The records that follow must be reproduced in full, exactly as written.

___ Rows ___

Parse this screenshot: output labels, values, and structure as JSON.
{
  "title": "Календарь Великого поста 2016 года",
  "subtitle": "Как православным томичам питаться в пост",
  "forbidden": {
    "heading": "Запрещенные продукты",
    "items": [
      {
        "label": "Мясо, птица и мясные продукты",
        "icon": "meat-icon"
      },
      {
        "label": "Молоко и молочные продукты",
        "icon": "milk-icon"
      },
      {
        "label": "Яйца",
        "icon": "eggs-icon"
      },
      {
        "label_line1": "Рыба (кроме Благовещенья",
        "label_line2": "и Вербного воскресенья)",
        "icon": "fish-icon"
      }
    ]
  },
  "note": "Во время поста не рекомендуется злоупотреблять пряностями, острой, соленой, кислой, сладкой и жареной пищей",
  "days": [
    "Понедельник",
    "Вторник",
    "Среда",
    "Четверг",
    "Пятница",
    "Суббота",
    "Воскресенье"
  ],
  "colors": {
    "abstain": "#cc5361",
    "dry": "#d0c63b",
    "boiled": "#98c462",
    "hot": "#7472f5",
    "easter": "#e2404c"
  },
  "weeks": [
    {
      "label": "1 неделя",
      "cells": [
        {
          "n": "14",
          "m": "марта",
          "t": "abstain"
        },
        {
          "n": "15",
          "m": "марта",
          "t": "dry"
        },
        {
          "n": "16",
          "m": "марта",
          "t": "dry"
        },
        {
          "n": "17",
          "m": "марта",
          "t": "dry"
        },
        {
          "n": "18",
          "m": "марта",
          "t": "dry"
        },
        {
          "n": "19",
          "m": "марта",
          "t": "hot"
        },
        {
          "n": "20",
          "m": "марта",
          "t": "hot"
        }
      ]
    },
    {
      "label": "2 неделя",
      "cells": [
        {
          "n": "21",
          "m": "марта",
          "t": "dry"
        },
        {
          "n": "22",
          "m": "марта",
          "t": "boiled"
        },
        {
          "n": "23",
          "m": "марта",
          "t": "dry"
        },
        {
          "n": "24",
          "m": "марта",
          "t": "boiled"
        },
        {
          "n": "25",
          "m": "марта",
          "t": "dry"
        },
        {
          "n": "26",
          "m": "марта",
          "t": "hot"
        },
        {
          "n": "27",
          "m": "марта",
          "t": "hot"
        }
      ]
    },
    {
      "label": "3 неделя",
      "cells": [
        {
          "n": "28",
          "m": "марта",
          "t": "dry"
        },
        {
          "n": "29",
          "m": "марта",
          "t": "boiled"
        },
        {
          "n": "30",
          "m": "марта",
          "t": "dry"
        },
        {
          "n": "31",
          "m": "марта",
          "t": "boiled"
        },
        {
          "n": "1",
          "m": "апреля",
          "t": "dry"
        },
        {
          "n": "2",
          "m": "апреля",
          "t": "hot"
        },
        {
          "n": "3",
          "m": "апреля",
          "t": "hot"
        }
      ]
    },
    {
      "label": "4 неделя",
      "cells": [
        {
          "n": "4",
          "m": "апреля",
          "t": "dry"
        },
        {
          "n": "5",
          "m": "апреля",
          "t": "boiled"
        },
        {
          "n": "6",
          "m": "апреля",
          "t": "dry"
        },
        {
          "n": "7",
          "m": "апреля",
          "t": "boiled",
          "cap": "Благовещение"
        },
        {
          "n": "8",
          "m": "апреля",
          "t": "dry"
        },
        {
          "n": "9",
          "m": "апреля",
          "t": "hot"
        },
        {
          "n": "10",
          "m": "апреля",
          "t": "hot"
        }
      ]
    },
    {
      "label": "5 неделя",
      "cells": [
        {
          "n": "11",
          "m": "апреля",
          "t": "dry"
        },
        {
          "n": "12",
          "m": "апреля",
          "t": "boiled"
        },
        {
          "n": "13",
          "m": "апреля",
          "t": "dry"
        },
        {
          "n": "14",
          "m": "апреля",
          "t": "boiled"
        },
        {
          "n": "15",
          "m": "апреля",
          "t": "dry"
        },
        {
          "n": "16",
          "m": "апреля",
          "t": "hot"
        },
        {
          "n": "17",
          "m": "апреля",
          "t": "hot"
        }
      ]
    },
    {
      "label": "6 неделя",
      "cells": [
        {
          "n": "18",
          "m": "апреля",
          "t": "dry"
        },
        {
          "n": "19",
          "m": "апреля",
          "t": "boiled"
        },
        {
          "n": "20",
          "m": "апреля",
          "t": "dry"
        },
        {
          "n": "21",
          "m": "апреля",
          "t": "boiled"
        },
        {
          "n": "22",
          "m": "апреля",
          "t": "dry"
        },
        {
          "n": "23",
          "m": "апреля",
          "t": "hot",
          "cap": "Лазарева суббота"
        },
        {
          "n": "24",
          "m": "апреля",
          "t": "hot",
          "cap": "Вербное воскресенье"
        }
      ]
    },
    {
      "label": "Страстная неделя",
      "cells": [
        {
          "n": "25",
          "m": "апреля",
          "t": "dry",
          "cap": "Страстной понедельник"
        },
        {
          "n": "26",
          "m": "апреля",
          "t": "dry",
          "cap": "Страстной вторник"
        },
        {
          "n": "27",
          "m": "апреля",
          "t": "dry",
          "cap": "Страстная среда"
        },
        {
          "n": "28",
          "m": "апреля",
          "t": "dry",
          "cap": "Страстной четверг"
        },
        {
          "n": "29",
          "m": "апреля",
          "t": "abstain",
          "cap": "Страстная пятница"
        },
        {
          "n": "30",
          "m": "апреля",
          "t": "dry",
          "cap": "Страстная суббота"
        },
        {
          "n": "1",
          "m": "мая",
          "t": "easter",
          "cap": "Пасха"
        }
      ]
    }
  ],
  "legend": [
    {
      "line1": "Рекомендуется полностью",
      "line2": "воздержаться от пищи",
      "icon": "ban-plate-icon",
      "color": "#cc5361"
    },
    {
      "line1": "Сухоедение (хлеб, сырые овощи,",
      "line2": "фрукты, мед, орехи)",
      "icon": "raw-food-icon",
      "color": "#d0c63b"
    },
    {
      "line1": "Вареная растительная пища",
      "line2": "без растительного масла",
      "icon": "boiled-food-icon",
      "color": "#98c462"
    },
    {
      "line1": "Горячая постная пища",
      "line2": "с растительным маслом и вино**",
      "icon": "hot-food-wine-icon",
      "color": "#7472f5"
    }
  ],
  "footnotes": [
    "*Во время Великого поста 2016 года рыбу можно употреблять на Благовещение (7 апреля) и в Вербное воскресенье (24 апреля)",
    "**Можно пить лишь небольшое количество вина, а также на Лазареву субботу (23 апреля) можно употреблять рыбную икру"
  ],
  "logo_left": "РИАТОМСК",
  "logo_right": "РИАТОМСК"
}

___

### [Answer for the task]
Parse this screenshot: output labels, values, and structure as JSON.
{
  "title": "Календарь Великого поста 2016 года",
  "subtitle": "Как православным томичам питаться в пост",
  "forbidden": {
    "heading": "Запрещенные продукты",
    "items": [
      {
        "label": "Мясо, птица и мясные продукты",
        "icon": "meat-icon"
      },
      {
        "label": "Молоко и молочные продукты",
        "icon": "milk-icon"
      },
      {
        "label": "Яйца",
        "icon": "eggs-icon"
      },
      {
        "label_line1": "Рыба (кроме Благовещенья",
        "label_line2": "и Вербного воскресенья)",
        "icon": "fish-icon"
      }
    ]
  },
  "note": "Во время поста не рекомендуется злоупотреблять пряностями, острой, соленой, кислой, сладкой и жареной пищей",
  "days": [
    "Понедельник",
    "Вторник",
    "Среда",
    "Четверг",
    "Пятница",
    "Суббота",
    "Воскресенье"
  ],
  "colors": {
    "abstain": "#cc5361",
    "dry": "#d0c63b",
    "boiled": "#98c462",
    "hot": "#7472f5",
    "easter": "#e2404c"
  },
  "weeks": [
    {
      "label": "1 неделя",
      "cells": [
        {
          "n": "14",
          "m": "марта",
          "t": "abstain"
        },
        {
          "n": "15",
          "m": "марта",
          "t": "dry"
        },
        {
          "n": "16",
          "m": "марта",
          "t": "dry"
        },
        {
          "n": "17",
          "m": "марта",
          "t": "dry"
        },
        {
          "n": "18",
          "m": "марта",
          "t": "dry"
        },
        {
          "n": "19",
          "m": "марта",
          "t": "hot"
        },
        {
          "n": "20",
          "m": "марта",
          "t": "hot"
        }
      ]
    },
    {
      "label": "2 неделя",
      "cells": [
        {
          "n": "21",
          "m": "марта",
          "t": "dry"
        },
        {
          "n": "22",
          "m": "марта",
          "t": "boiled"
        },
        {
          "n": "23",
          "m": "марта",
          "t": "dry"
        },
        {
          "n": "24",
          "m": "марта",
          "t": "boiled"
        },
        {
          "n": "25",
          "m": "марта",
          "t": "dry"
        },
        {
          "n": "26",
          "m": "марта",
          "t": "hot"
        },
        {
          "n": "27",
          "m": "марта",
          "t": "hot"
        }
      ]
    },
    {
      "label": "3 неделя",
      "cells": [
        {
          "n": "28",
          "m": "марта",
          "t": "dry"
        },
        {
          "n": "29",
          "m": "марта",
          "t": "boiled"
        },
        {
          "n": "30",
          "m": "марта",
          "t": "dry"
        },
        {
          "n": "31",
          "m": "марта",
          "t": "boiled"
        },
        {
          "n": "1",
          "m": "апреля",
          "t": "dry"
        },
        {
          "n": "2",
          "m": "апреля",
          "t": "hot"
        },
        {
          "n": "3",
          "m": "апреля",
          "t": "hot"
        }
      ]
    },
    {
      "label": "4 неделя",
      "cells": [
        {
          "n": "4",
          "m": "апреля",
          "t": "dry"
        },
        {
          "n": "5",
          "m": "апреля",
          "t": "boiled"
        },
        {
          "n": "6",
          "m": "апреля",
          "t": "dry"
        },
        {
          "n": "7",
          "m": "апреля",
          "t": "boiled",
          "cap": "Благовещение"
        },
        {
          "n": "8",
          "m": "апреля",
          "t": "dry"
        },
        {
          "n": "9",
          "m": "апреля",
          "t": "hot"
        },
        {
          "n": "10",
          "m": "апреля",
          "t": "hot"
        }
      ]
    },
    {
      "label": "5 неделя",
      "cells": [
        {
          "n": "11",
          "m": "апреля",
          "t": "dry"
        },
        {
          "n": "12",
          "m": "апреля",
          "t": "boiled"
        },
        {
          "n": "13",
          "m": "апреля",
          "t": "dry"
        },
        {
          "n": "14",
          "m": "апреля",
          "t": "boiled"
        },
        {
          "n": "15",
          "m": "апреля",
          "t": "dry"
        },
        {
          "n": "16",
          "m": "апреля",
          "t": "hot"
        },
        {
          "n": "17",
          "m": "апреля",
          "t": "hot"
        }
      ]
    },
    {
      "label": "6 неделя",
      "cells": [
        {
          "n": "18",
          "m": "апреля",
          "t": "dry"
        },
        {
          "n": "19",
          "m": "апреля",
          "t": "boiled"
        },
        {
          "n": "20",
          "m": "апреля",
          "t": "dry"
        },
        {
          "n": "21",
          "m": "апреля",
          "t": "boiled"
        },
        {
          "n": "22",
          "m": "апреля",
          "t": "dry"
        },
        {
          "n": "23",
          "m": "апреля",
          "t": "hot",
          "cap": "Лазарева суббота"
        },
        {
          "n": "24",
          "m": "апреля",
          "t": "hot",
          "cap": "Вербное воскресенье"
        }
      ]
    },
    {
      "label": "Страстная неделя",
      "cells": [
        {
          "n": "25",
          "m": "апреля",
          "t": "dry",
          "cap": "Страстной понедельник"
        },
        {
          "n": "26",
          "m": "апреля",
          "t": "dry",
          "cap": "Страстной вторник"
        },
        {
          "n": "27",
          "m": "апреля",
          "t": "dry",
          "cap": "Страстная среда"
        },
        {
          "n": "28",
          "m": "апреля",
          "t": "dry",
          "cap": "Страстной четверг"
        },
        {
          "n": "29",
          "m": "апреля",
          "t": "abstain",
          "cap": "Страстная пятница"
        },
        {
          "n": "30",
          "m": "апреля",
          "t": "dry",
          "cap": "Страстная суббота"
        },
        {
          "n": "1",
          "m": "мая",
          "t": "easter",
          "cap": "Пасха"
        }
      ]
    }
  ],
  "legend": [
    {
      "line1": "Рекомендуется полностью",
      "line2": "воздержаться от пищи",
      "icon": "ban-plate-icon",
      "color": "#cc5361"
    },
    {
      "line1": "Сухоедение (хлеб, сырые овощи,",
      "line2": "фрукты, мед, орехи)",
      "icon": "raw-food-icon",
      "color": "#d0c63b"
    },
    {
      "line1": "Вареная растительная пища",
      "line2": "без растительного масла",
      "icon": "boiled-food-icon",
      "color": "#98c462"
    },
    {
      "line1": "Горячая постная пища",
      "line2": "с растительным маслом и вино**",
      "icon": "hot-food-wine-icon",
      "color": "#7472f5"
    }
  ],
  "footnotes": [
    "*Во время Великого поста 2016 года рыбу можно употреблять на Благовещение (7 апреля) и в Вербное воскресенье (24 апреля)",
    "**Можно пить лишь небольшое количество вина, а также на Лазареву субботу (23 апреля) можно употреблять рыбную икру"
  ],
  "logo_left": "РИАТОМСК",
  "logo_right": "РИАТОМСК"
}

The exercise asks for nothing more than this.